Start of SUPPLIED RECORDS

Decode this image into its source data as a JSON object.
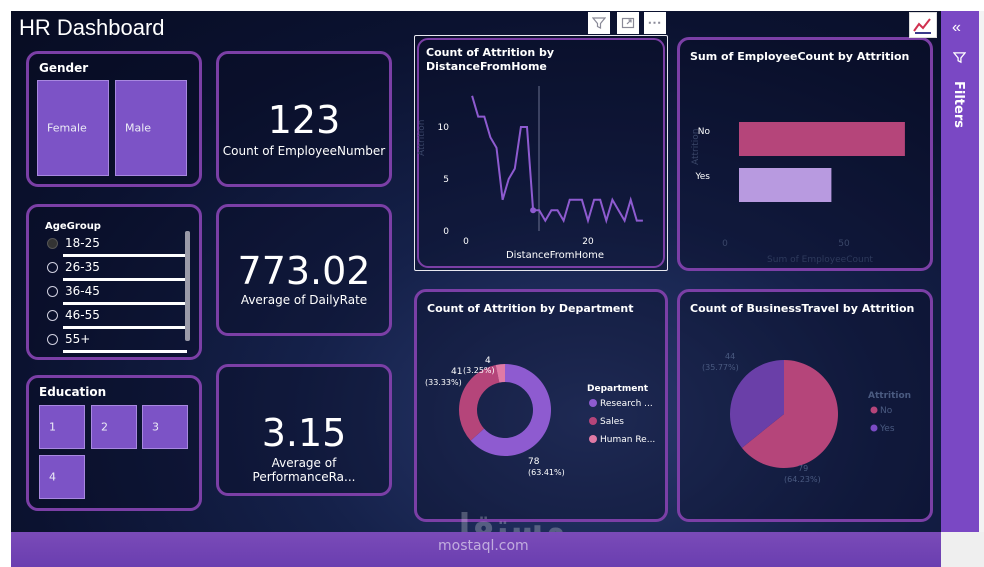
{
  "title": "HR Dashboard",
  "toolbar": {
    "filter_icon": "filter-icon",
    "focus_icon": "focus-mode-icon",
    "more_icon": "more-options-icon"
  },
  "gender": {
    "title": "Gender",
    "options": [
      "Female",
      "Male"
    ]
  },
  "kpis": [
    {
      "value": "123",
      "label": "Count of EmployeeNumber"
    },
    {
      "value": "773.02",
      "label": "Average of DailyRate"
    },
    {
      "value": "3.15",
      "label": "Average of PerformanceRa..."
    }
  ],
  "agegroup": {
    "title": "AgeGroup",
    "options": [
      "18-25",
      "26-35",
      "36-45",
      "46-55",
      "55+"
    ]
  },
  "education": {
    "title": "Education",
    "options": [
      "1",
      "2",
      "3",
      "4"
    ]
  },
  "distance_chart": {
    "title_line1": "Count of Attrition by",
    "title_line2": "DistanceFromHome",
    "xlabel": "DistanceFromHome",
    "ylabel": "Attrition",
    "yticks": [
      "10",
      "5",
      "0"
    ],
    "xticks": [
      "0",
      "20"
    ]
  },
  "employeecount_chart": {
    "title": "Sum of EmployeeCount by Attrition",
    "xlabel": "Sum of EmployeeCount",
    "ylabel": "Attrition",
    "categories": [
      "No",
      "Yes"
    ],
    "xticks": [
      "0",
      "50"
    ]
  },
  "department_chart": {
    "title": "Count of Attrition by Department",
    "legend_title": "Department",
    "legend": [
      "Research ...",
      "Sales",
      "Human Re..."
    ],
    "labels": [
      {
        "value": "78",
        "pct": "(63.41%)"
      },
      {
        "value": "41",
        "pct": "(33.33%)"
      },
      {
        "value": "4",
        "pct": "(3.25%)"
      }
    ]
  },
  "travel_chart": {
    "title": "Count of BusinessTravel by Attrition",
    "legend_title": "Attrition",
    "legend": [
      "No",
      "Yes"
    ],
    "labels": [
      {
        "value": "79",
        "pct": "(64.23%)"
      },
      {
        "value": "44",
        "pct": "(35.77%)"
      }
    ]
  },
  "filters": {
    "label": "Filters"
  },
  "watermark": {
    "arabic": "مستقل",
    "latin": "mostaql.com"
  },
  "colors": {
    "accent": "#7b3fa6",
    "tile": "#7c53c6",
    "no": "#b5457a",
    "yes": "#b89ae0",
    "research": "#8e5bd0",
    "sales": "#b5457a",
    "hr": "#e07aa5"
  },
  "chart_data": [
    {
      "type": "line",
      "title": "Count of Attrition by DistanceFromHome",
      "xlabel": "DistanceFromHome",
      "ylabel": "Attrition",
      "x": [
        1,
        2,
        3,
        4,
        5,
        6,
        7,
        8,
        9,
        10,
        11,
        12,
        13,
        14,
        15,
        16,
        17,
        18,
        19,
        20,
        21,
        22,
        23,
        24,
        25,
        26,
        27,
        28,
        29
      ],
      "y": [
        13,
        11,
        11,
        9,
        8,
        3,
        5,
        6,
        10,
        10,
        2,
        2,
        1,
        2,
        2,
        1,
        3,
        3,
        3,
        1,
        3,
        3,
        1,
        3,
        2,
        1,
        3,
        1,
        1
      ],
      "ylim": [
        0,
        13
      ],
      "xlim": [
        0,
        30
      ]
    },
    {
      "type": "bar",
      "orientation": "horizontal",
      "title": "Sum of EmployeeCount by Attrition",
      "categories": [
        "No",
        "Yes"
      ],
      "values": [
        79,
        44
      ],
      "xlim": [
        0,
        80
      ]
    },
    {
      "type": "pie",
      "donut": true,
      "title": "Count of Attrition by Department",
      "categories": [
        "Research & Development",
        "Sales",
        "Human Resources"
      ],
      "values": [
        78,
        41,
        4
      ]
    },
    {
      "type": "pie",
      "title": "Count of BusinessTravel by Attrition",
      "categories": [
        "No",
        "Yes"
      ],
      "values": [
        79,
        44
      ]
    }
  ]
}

End of SUPPLIED RECORDS
Start of SUPPLIED RECORDS

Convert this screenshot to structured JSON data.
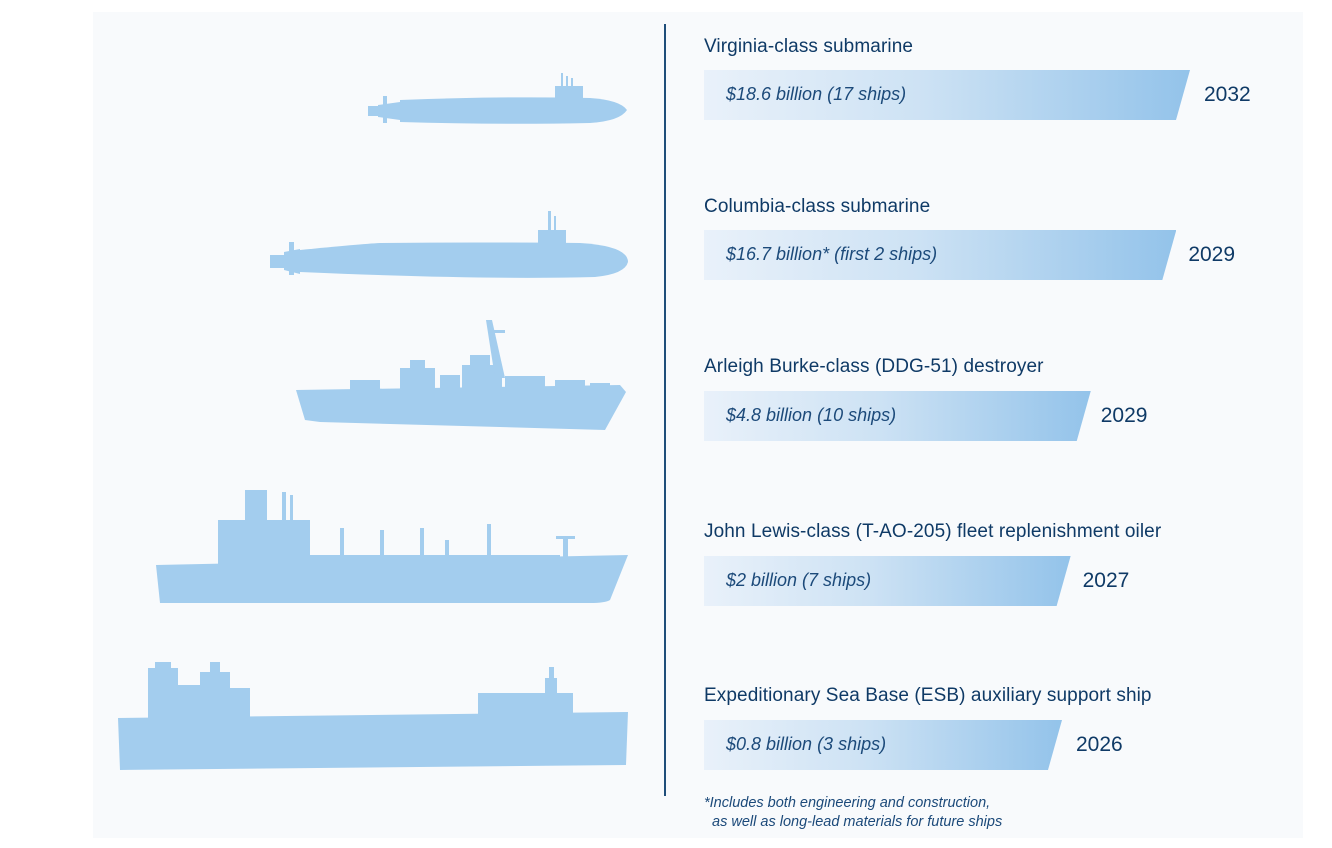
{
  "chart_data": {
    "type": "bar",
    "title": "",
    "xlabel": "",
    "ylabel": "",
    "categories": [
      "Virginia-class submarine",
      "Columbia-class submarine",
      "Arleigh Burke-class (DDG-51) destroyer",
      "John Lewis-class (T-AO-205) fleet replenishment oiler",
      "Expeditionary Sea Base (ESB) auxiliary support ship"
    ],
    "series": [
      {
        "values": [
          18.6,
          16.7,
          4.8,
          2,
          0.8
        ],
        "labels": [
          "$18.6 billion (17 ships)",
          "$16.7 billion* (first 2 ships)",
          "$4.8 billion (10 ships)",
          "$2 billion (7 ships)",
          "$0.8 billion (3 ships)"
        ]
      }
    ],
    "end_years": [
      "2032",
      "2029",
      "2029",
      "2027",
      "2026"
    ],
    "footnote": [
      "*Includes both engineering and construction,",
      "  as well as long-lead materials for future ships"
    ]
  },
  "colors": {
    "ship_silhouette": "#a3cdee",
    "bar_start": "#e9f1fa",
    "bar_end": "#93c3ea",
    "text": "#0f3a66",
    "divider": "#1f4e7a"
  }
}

End of SUPPLIED RECORDS

• PROBLEM TO WORK ON: Go through the listing above and return every line where the word "billion" occurs.

• REPLY TO THE EXERCISE:
          "$18.6 billion (17 ships)",
          "$16.7 billion* (first 2 ships)",
          "$4.8 billion (10 ships)",
          "$2 billion (7 ships)",
          "$0.8 billion (3 ships)"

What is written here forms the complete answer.